WHAT YOU HAVE TO DO = Find the word "Category" in the records below. List each line containing it.

THE DATA =
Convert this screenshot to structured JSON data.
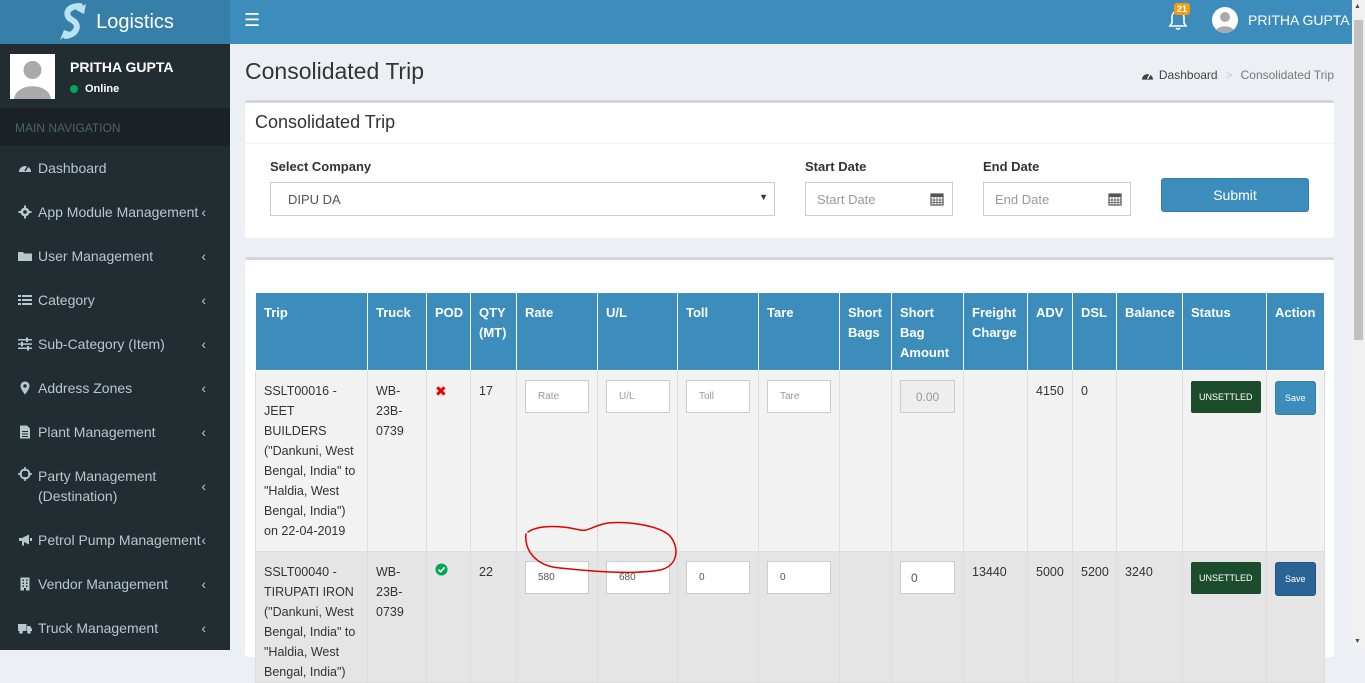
{
  "brand": {
    "name": "Logistics"
  },
  "header": {
    "notification_count": "21",
    "user_name": "PRITHA GUPTA"
  },
  "sidebar": {
    "user": {
      "name": "PRITHA GUPTA",
      "status": "Online"
    },
    "nav_header": "MAIN NAVIGATION",
    "items": [
      {
        "label": "Dashboard",
        "icon": "dashboard-icon"
      },
      {
        "label": "App Module Management",
        "icon": "gear-icon"
      },
      {
        "label": "User Management",
        "icon": "folder-icon"
      },
      {
        "label": "Category",
        "icon": "list-icon"
      },
      {
        "label": "Sub-Category (Item)",
        "icon": "sliders-icon"
      },
      {
        "label": "Address Zones",
        "icon": "map-marker-icon"
      },
      {
        "label": "Plant Management",
        "icon": "file-icon"
      },
      {
        "label": "Party Management (Destination)",
        "icon": "crosshair-icon"
      },
      {
        "label": "Petrol Pump Management",
        "icon": "bullhorn-icon"
      },
      {
        "label": "Vendor Management",
        "icon": "building-icon"
      },
      {
        "label": "Truck Management",
        "icon": "truck-icon"
      }
    ]
  },
  "page": {
    "title": "Consolidated Trip",
    "breadcrumb": {
      "home": "Dashboard",
      "current": "Consolidated Trip"
    }
  },
  "filter": {
    "box_title": "Consolidated Trip",
    "company_label": "Select Company",
    "company_value": "DIPU DA",
    "start_label": "Start Date",
    "start_placeholder": "Start Date",
    "end_label": "End Date",
    "end_placeholder": "End Date",
    "submit_label": "Submit"
  },
  "table": {
    "headers": [
      "Trip",
      "Truck",
      "POD",
      "QTY (MT)",
      "Rate",
      "U/L",
      "Toll",
      "Tare",
      "Short Bags",
      "Short Bag Amount",
      "Freight Charge",
      "ADV",
      "DSL",
      "Balance",
      "Status",
      "Action"
    ],
    "rows": [
      {
        "trip": "SSLT00016 - JEET BUILDERS (\"Dankuni, West Bengal, India\" to \"Haldia, West Bengal, India\") on 22-04-2019",
        "truck": "WB-23B-0739",
        "pod": "no",
        "qty": "17",
        "rate_placeholder": "Rate",
        "ul_placeholder": "U/L",
        "toll_placeholder": "Toll",
        "tare_placeholder": "Tare",
        "short_bags": "",
        "short_bag_amount": "0.00",
        "freight_charge": "",
        "adv": "4150",
        "dsl": "0",
        "balance": "",
        "status": "UNSETTLED",
        "action": "Save"
      },
      {
        "trip": "SSLT00040 - TIRUPATI IRON (\"Dankuni, West Bengal, India\" to \"Haldia, West Bengal, India\")",
        "truck": "WB-23B-0739",
        "pod": "yes",
        "qty": "22",
        "rate": "580",
        "ul": "680",
        "toll": "0",
        "tare": "0",
        "short_bags": "",
        "short_bag_amount": "0",
        "freight_charge": "13440",
        "adv": "5000",
        "dsl": "5200",
        "balance": "3240",
        "status": "UNSETTLED",
        "action": "Save"
      }
    ]
  },
  "colors": {
    "header": "#3c8dbc",
    "logo_bg": "#367fa9",
    "sidebar": "#222d32",
    "status_badge": "#1b4d2c",
    "annotation": "#e00000"
  }
}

ANSWER FOR THIS EXERCISE =
        "label": "Category",
        "label": "Sub-Category (Item)",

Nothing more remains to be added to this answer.